Skip any picture you find and retype all the remaining lines exactly.
* Begin Supplied data *
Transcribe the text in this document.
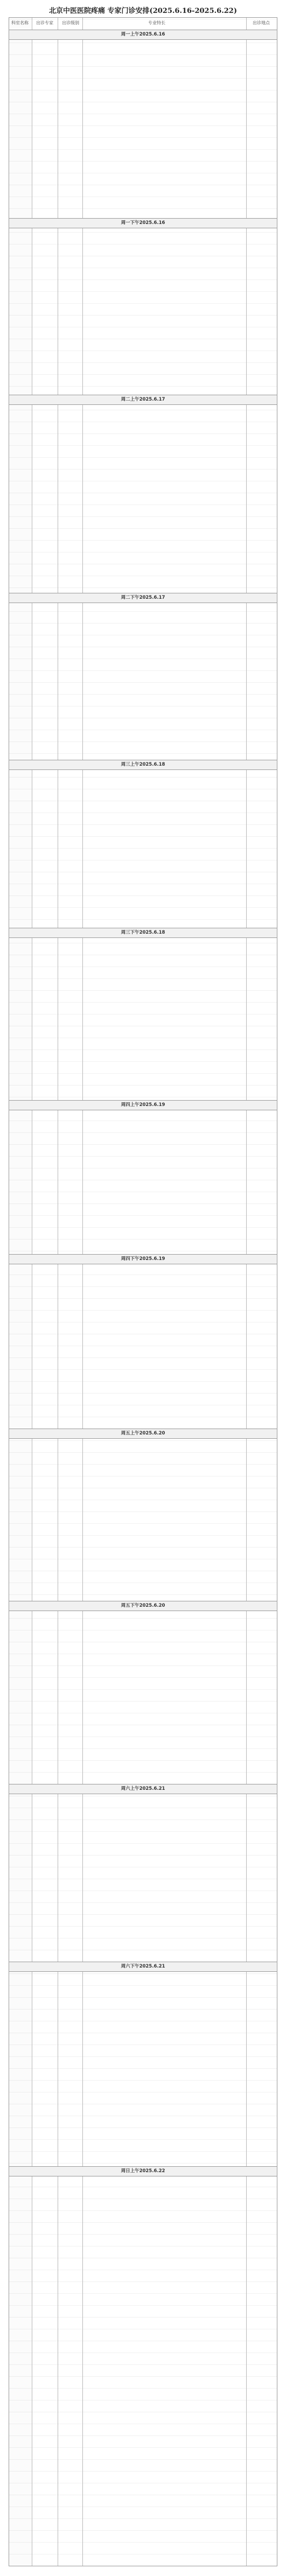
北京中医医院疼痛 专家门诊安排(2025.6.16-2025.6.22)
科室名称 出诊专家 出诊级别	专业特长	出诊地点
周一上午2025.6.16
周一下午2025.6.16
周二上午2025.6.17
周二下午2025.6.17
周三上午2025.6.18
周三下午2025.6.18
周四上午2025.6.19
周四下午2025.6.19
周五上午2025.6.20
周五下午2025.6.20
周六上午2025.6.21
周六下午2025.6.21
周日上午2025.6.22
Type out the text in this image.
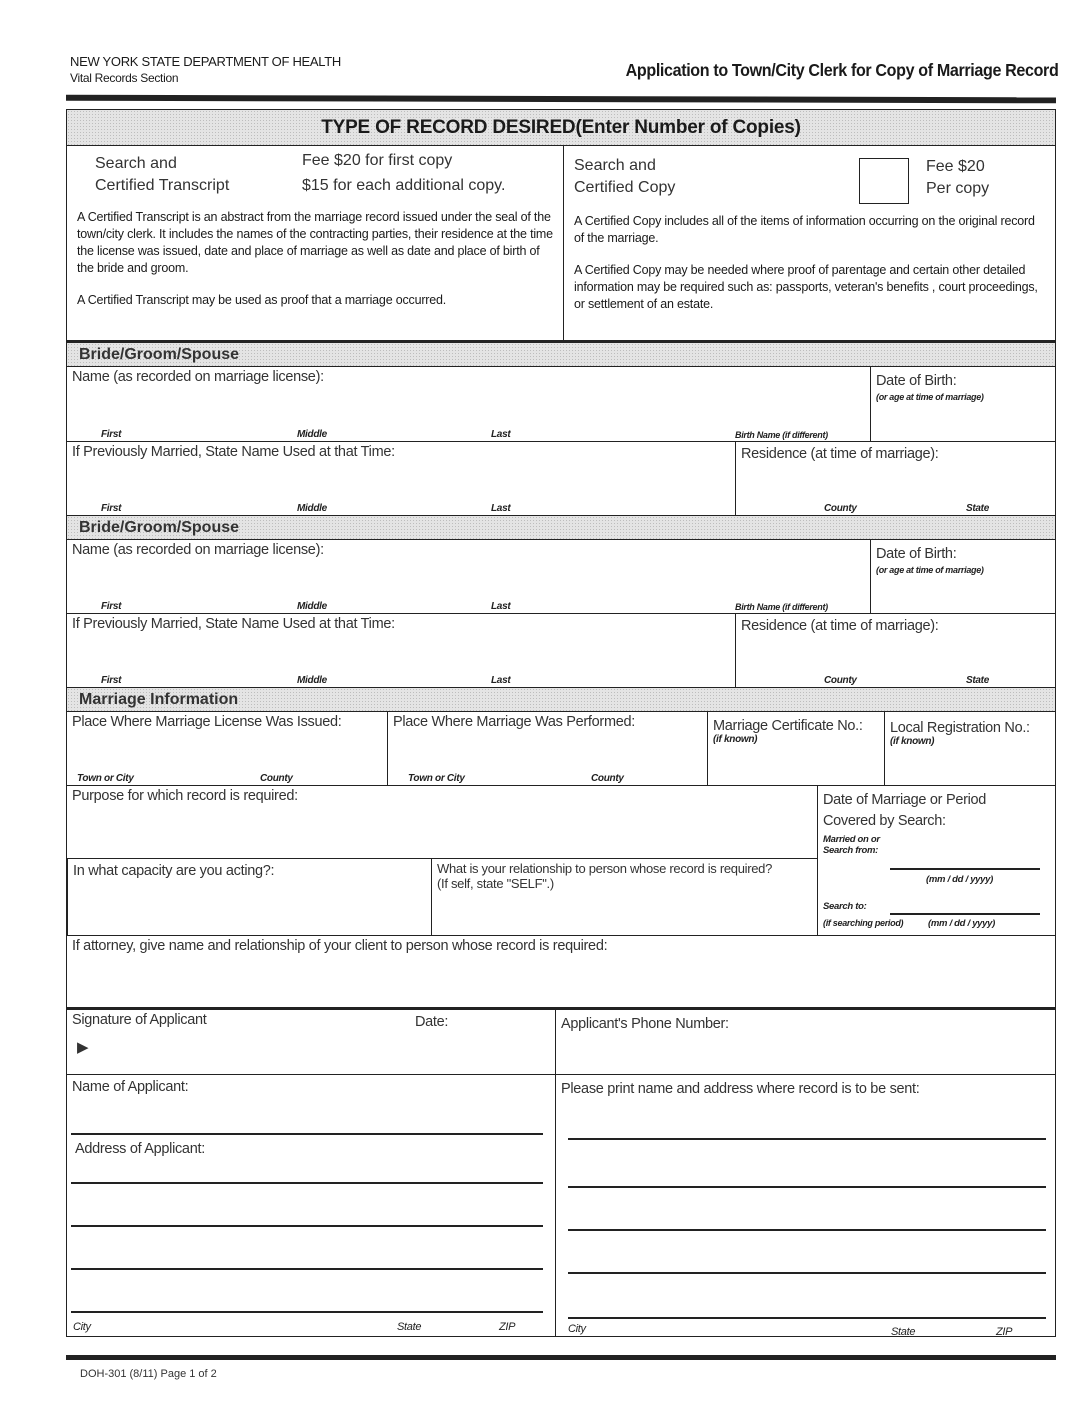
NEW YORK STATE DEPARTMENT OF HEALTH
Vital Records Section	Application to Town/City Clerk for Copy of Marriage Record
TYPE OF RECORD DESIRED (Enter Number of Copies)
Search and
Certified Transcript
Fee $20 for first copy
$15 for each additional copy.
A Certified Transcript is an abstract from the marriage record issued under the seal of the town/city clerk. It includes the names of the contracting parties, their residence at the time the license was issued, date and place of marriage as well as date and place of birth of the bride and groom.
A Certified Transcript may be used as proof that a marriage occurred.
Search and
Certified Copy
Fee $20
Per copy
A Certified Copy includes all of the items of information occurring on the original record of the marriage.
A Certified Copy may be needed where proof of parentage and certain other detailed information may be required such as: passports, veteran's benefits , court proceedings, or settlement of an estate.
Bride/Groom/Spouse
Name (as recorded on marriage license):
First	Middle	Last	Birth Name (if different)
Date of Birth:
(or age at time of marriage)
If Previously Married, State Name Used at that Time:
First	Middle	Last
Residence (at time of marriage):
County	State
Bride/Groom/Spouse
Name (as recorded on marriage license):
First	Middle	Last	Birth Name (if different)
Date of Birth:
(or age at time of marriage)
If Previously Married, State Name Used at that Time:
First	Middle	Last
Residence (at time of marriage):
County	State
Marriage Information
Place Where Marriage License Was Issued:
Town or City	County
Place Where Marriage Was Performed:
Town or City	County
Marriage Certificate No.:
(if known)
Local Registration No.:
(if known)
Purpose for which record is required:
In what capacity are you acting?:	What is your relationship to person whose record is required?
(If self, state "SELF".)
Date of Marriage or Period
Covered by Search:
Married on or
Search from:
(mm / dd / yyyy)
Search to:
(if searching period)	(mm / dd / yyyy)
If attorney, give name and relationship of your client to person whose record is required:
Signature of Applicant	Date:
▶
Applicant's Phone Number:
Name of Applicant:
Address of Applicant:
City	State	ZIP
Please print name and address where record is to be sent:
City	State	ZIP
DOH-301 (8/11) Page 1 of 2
* End Supplied data *
■ Task solution:
Transcribe the text in this document.
北京中医医院疼痛 专家门诊安排(2025.6.16-2025.6.22)
科室名称 出诊专家 出诊级别	专业特长	出诊地点
周一上午2025.6.16
周一下午2025.6.16
周二上午2025.6.17
周二下午2025.6.17
周三上午2025.6.18
周三下午2025.6.18
周四上午2025.6.19
周四下午2025.6.19
周五上午2025.6.20
周五下午2025.6.20
周六上午2025.6.21
周六下午2025.6.21
周日上午2025.6.22
Type out the text in this image.
NEW YORK STATE DEPARTMENT OF HEALTH
Vital Records Section	Application to Town/City Clerk for Copy of Marriage Record
TYPE OF RECORD DESIRED (Enter Number of Copies)
Search and
Certified Transcript
Fee $20 for first copy
$15 for each additional copy.
A Certified Transcript is an abstract from the marriage record issued under the seal of the town/city clerk. It includes the names of the contracting parties, their residence at the time the license was issued, date and place of marriage as well as date and place of birth of the bride and groom.
A Certified Transcript may be used as proof that a marriage occurred.
Search and
Certified Copy
Fee $20
Per copy
A Certified Copy includes all of the items of information occurring on the original record of the marriage.
A Certified Copy may be needed where proof of parentage and certain other detailed information may be required such as: passports, veteran's benefits , court proceedings, or settlement of an estate.
Bride/Groom/Spouse
Name (as recorded on marriage license):
First	Middle	Last	Birth Name (if different)
Date of Birth:
(or age at time of marriage)
If Previously Married, State Name Used at that Time:
First	Middle	Last
Residence (at time of marriage):
County	State
Bride/Groom/Spouse
Name (as recorded on marriage license):
First	Middle	Last	Birth Name (if different)
Date of Birth:
(or age at time of marriage)
If Previously Married, State Name Used at that Time:
First	Middle	Last
Residence (at time of marriage):
County	State
Marriage Information
Place Where Marriage License Was Issued:
Town or City	County
Place Where Marriage Was Performed:
Town or City	County
Marriage Certificate No.:
(if known)
Local Registration No.:
(if known)
Purpose for which record is required:
In what capacity are you acting?:	What is your relationship to person whose record is required?
(If self, state "SELF".)
Date of Marriage or Period
Covered by Search:
Married on or
Search from:
(mm / dd / yyyy)
Search to:
(if searching period)	(mm / dd / yyyy)
If attorney, give name and relationship of your client to person whose record is required:
Signature of Applicant	Date:
▶
Applicant's Phone Number:
Name of Applicant:
Address of Applicant:
City	State	ZIP
Please print name and address where record is to be sent:
City	State	ZIP
DOH-301 (8/11) Page 1 of 2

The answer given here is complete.